* START Data in this exercise *

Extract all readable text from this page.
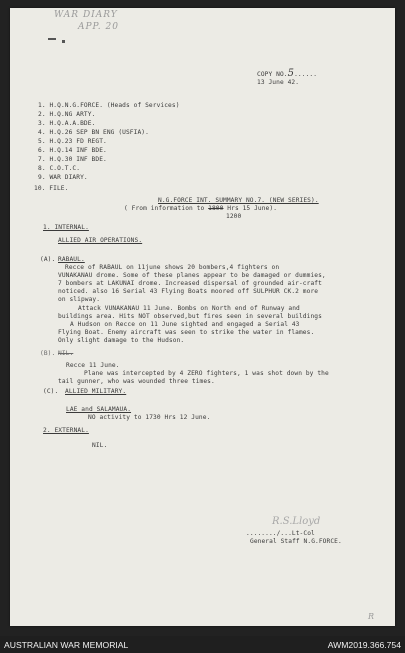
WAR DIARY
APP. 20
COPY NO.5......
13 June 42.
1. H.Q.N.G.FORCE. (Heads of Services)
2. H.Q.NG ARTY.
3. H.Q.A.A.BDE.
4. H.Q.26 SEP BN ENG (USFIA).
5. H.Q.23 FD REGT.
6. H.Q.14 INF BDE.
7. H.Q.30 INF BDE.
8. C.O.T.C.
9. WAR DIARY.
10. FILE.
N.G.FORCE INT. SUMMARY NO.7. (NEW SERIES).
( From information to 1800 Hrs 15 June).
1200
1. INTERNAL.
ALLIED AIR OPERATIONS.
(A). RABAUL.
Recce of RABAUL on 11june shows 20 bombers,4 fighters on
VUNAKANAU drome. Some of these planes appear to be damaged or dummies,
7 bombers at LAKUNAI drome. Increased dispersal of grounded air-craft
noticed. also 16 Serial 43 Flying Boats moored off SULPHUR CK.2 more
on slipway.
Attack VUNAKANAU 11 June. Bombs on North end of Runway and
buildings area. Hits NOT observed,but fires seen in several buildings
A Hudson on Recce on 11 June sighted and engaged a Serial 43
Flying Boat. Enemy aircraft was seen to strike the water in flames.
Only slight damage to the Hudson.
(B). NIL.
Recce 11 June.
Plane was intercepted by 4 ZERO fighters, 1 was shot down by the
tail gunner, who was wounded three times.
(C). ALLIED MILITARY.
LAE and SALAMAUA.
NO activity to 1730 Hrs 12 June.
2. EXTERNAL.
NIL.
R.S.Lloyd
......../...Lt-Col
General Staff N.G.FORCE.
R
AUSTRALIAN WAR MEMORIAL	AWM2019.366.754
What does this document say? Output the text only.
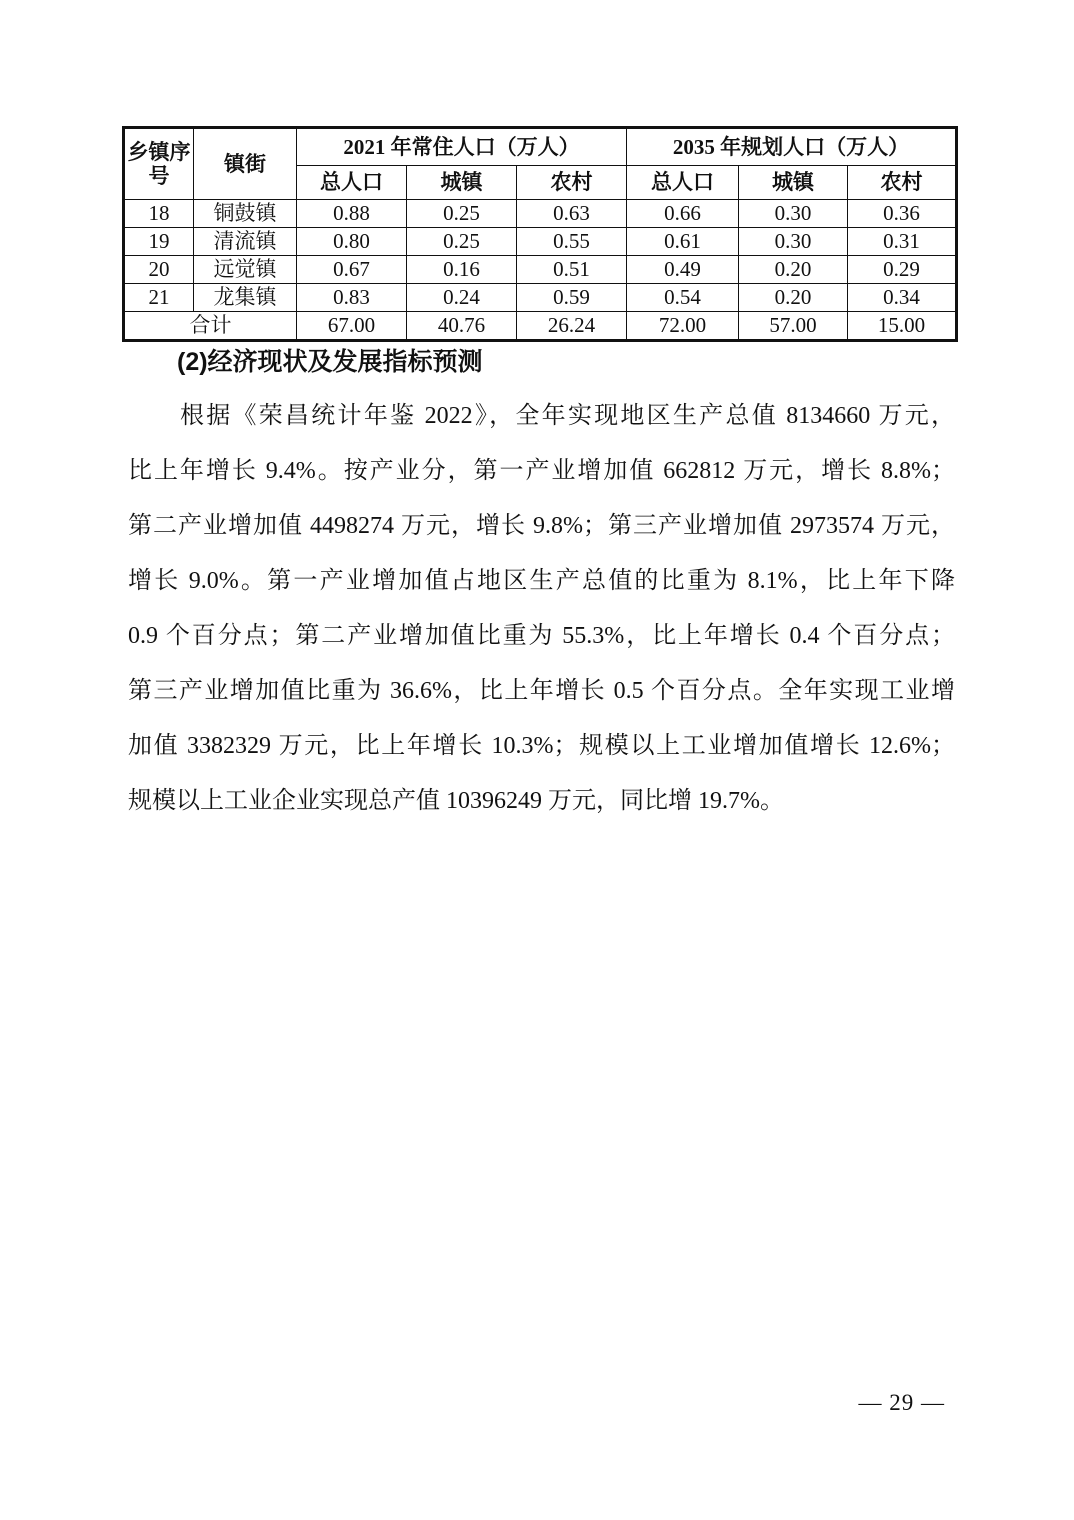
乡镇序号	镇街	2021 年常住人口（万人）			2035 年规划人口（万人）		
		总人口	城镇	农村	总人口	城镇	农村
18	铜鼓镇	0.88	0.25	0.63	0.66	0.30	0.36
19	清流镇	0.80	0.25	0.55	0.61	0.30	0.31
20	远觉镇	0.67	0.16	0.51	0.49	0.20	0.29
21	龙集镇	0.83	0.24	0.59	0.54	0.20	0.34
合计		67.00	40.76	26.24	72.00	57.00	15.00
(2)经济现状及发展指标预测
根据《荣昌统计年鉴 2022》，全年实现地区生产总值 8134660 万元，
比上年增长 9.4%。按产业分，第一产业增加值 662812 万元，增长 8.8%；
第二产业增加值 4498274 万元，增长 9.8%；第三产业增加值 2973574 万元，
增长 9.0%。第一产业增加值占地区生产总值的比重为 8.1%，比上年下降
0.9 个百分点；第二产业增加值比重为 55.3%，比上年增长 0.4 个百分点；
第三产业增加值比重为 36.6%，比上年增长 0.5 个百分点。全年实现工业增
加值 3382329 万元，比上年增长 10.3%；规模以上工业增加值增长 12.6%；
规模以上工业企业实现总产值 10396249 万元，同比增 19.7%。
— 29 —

* END Data in this exercise *
* START Data in this exercise *

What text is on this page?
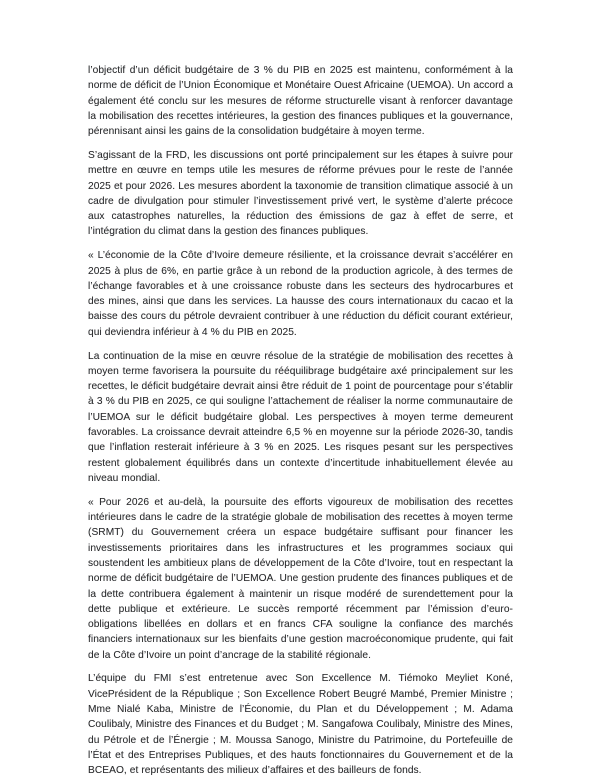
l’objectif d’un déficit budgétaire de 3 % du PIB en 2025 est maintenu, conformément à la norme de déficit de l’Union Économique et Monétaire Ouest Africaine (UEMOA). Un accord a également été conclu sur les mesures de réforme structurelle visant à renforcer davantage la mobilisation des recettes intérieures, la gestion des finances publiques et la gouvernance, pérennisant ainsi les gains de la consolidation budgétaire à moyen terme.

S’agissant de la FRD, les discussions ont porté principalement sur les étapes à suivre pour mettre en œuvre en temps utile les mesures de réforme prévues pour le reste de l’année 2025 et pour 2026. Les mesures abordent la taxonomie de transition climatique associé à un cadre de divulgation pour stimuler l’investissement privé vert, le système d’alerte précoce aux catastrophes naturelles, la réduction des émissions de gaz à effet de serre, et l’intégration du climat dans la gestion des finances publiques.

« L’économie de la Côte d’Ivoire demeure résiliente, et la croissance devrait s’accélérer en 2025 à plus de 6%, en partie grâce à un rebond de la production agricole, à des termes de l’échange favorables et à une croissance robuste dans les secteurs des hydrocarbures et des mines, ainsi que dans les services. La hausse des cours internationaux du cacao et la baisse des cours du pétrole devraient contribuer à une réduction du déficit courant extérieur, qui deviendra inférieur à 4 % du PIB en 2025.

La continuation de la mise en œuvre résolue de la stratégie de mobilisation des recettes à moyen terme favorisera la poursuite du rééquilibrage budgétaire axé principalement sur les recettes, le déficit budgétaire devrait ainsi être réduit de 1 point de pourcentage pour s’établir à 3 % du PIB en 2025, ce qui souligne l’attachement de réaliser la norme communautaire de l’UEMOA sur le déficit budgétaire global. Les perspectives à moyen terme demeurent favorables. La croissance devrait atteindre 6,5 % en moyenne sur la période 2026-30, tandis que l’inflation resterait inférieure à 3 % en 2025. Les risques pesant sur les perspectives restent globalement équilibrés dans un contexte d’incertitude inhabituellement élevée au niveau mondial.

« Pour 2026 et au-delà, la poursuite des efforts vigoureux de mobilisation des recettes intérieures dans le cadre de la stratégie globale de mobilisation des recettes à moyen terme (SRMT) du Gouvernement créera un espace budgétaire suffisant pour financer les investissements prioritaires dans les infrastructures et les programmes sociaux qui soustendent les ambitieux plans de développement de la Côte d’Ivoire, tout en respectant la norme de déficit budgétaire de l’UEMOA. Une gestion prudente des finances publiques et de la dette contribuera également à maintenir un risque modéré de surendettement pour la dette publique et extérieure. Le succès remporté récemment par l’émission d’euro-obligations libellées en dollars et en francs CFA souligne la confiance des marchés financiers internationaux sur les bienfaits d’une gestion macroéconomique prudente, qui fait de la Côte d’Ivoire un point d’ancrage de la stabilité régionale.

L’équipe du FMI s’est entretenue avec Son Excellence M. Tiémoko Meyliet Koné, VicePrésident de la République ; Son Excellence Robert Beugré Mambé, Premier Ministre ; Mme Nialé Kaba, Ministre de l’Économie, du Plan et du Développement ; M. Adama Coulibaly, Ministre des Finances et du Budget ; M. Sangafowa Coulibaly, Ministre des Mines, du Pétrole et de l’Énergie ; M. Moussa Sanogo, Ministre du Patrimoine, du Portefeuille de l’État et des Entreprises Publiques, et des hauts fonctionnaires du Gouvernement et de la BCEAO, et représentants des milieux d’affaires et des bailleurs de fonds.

* END Data in this exercise *

Short exercise: Write the number of lines containing the word "seen" and nothing besides it.

Exercise response: 2